[Figure collection entries]
• • • • • • •

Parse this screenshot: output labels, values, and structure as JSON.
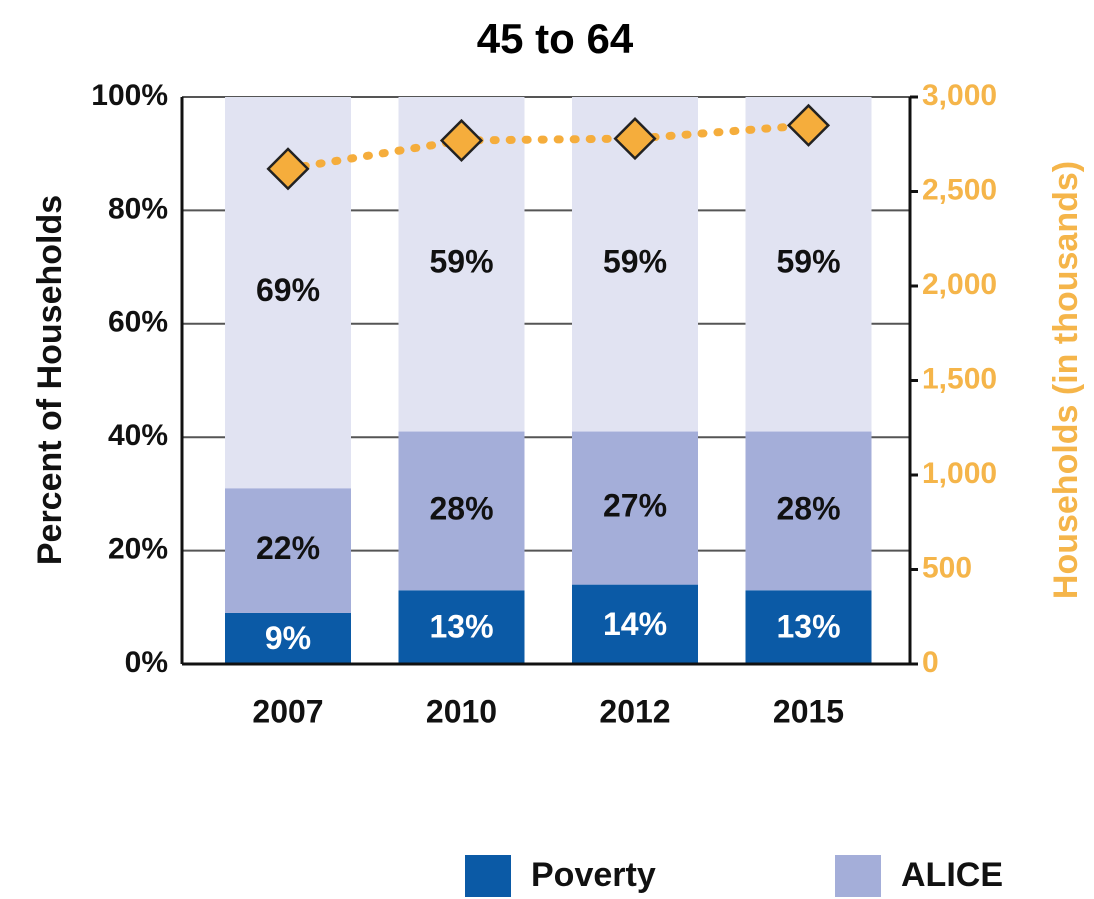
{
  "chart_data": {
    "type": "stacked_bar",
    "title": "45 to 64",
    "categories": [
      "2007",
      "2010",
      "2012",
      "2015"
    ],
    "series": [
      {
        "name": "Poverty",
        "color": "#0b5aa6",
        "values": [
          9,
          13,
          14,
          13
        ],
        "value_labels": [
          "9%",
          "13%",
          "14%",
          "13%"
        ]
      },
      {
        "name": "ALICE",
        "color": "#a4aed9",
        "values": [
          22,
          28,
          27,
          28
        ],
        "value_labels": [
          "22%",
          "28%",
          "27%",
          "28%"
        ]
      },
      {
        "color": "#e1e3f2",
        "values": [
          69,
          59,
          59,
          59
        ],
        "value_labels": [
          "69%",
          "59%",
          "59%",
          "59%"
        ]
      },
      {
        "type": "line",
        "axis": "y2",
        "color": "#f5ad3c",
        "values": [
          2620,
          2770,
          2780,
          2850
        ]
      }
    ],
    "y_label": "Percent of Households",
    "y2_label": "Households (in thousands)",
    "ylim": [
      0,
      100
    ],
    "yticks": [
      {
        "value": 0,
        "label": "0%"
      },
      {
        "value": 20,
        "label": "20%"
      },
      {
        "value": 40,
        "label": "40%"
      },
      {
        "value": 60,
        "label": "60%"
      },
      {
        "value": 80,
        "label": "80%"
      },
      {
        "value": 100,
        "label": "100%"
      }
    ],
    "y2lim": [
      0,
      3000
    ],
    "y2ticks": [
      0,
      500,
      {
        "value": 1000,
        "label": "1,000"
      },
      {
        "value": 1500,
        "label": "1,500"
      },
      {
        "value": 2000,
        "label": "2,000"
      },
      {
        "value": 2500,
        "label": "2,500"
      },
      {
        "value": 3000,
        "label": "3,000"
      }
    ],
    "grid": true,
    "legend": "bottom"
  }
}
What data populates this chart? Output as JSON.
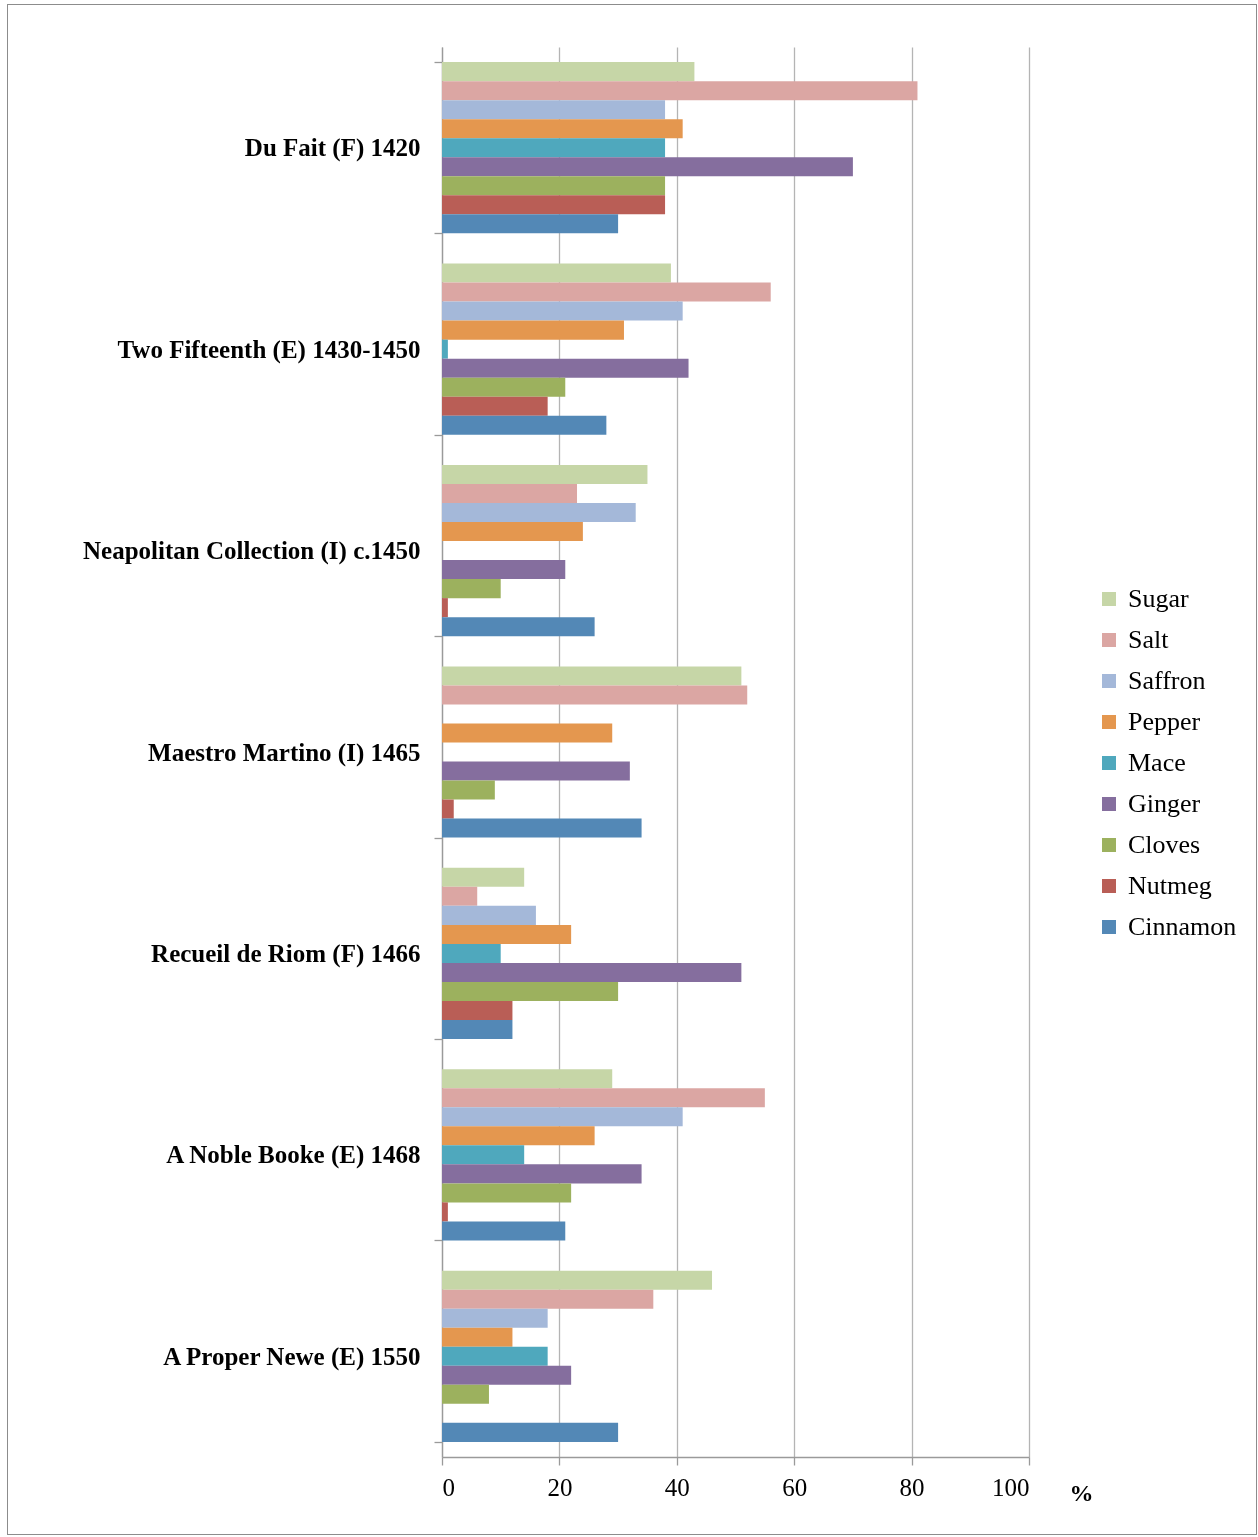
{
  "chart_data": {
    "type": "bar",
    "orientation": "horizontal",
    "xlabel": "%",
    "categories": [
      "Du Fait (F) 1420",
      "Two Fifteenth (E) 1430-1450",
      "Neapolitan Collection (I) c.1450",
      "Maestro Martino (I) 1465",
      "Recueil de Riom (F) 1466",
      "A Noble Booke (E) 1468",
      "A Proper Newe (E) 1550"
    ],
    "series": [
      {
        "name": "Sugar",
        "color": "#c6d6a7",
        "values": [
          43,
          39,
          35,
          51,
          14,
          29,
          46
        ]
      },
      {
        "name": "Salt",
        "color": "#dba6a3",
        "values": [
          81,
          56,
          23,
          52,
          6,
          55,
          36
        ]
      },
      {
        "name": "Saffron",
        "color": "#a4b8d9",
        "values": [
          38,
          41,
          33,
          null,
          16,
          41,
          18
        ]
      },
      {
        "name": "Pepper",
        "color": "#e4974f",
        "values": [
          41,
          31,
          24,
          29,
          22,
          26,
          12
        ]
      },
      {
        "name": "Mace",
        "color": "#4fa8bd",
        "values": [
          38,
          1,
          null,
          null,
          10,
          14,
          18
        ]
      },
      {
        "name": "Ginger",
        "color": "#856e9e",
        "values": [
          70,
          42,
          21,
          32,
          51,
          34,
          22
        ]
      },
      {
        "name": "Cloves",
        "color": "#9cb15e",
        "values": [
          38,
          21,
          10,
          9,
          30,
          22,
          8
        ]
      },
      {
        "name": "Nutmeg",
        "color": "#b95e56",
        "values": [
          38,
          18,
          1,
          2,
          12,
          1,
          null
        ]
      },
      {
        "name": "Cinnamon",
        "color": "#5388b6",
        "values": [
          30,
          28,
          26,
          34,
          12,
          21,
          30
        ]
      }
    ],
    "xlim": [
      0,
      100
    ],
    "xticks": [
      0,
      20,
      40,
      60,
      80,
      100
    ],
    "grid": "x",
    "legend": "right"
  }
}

• • • • • • •

**What you will do**
Write the lines above out again exactly, without any of their pictures.

**Answer to the exercise**
Parse this screenshot: output labels, values, and structure as JSON.
{
  "chart_data": {
    "type": "stacked_bar",
    "title": "45 to 64",
    "categories": [
      "2007",
      "2010",
      "2012",
      "2015"
    ],
    "series": [
      {
        "name": "Poverty",
        "color": "#0b5aa6",
        "values": [
          9,
          13,
          14,
          13
        ],
        "value_labels": [
          "9%",
          "13%",
          "14%",
          "13%"
        ]
      },
      {
        "name": "ALICE",
        "color": "#a4aed9",
        "values": [
          22,
          28,
          27,
          28
        ],
        "value_labels": [
          "22%",
          "28%",
          "27%",
          "28%"
        ]
      },
      {
        "color": "#e1e3f2",
        "values": [
          69,
          59,
          59,
          59
        ],
        "value_labels": [
          "69%",
          "59%",
          "59%",
          "59%"
        ]
      },
      {
        "type": "line",
        "axis": "y2",
        "color": "#f5ad3c",
        "values": [
          2620,
          2770,
          2780,
          2850
        ]
      }
    ],
    "y_label": "Percent of Households",
    "y2_label": "Households (in thousands)",
    "ylim": [
      0,
      100
    ],
    "yticks": [
      {
        "value": 0,
        "label": "0%"
      },
      {
        "value": 20,
        "label": "20%"
      },
      {
        "value": 40,
        "label": "40%"
      },
      {
        "value": 60,
        "label": "60%"
      },
      {
        "value": 80,
        "label": "80%"
      },
      {
        "value": 100,
        "label": "100%"
      }
    ],
    "y2lim": [
      0,
      3000
    ],
    "y2ticks": [
      0,
      500,
      {
        "value": 1000,
        "label": "1,000"
      },
      {
        "value": 1500,
        "label": "1,500"
      },
      {
        "value": 2000,
        "label": "2,000"
      },
      {
        "value": 2500,
        "label": "2,500"
      },
      {
        "value": 3000,
        "label": "3,000"
      }
    ],
    "grid": true,
    "legend": "bottom"
  }
}
What data populates this chart? Output as JSON.
{
  "chart_data": {
    "type": "bar",
    "orientation": "horizontal",
    "xlabel": "%",
    "categories": [
      "Du Fait (F) 1420",
      "Two Fifteenth (E) 1430-1450",
      "Neapolitan Collection (I) c.1450",
      "Maestro Martino (I) 1465",
      "Recueil de Riom (F) 1466",
      "A Noble Booke (E) 1468",
      "A Proper Newe (E) 1550"
    ],
    "series": [
      {
        "name": "Sugar",
        "color": "#c6d6a7",
        "values": [
          43,
          39,
          35,
          51,
          14,
          29,
          46
        ]
      },
      {
        "name": "Salt",
        "color": "#dba6a3",
        "values": [
          81,
          56,
          23,
          52,
          6,
          55,
          36
        ]
      },
      {
        "name": "Saffron",
        "color": "#a4b8d9",
        "values": [
          38,
          41,
          33,
          null,
          16,
          41,
          18
        ]
      },
      {
        "name": "Pepper",
        "color": "#e4974f",
        "values": [
          41,
          31,
          24,
          29,
          22,
          26,
          12
        ]
      },
      {
        "name": "Mace",
        "color": "#4fa8bd",
        "values": [
          38,
          1,
          null,
          null,
          10,
          14,
          18
        ]
      },
      {
        "name": "Ginger",
        "color": "#856e9e",
        "values": [
          70,
          42,
          21,
          32,
          51,
          34,
          22
        ]
      },
      {
        "name": "Cloves",
        "color": "#9cb15e",
        "values": [
          38,
          21,
          10,
          9,
          30,
          22,
          8
        ]
      },
      {
        "name": "Nutmeg",
        "color": "#b95e56",
        "values": [
          38,
          18,
          1,
          2,
          12,
          1,
          null
        ]
      },
      {
        "name": "Cinnamon",
        "color": "#5388b6",
        "values": [
          30,
          28,
          26,
          34,
          12,
          21,
          30
        ]
      }
    ],
    "xlim": [
      0,
      100
    ],
    "xticks": [
      0,
      20,
      40,
      60,
      80,
      100
    ],
    "grid": "x",
    "legend": "right"
  }
}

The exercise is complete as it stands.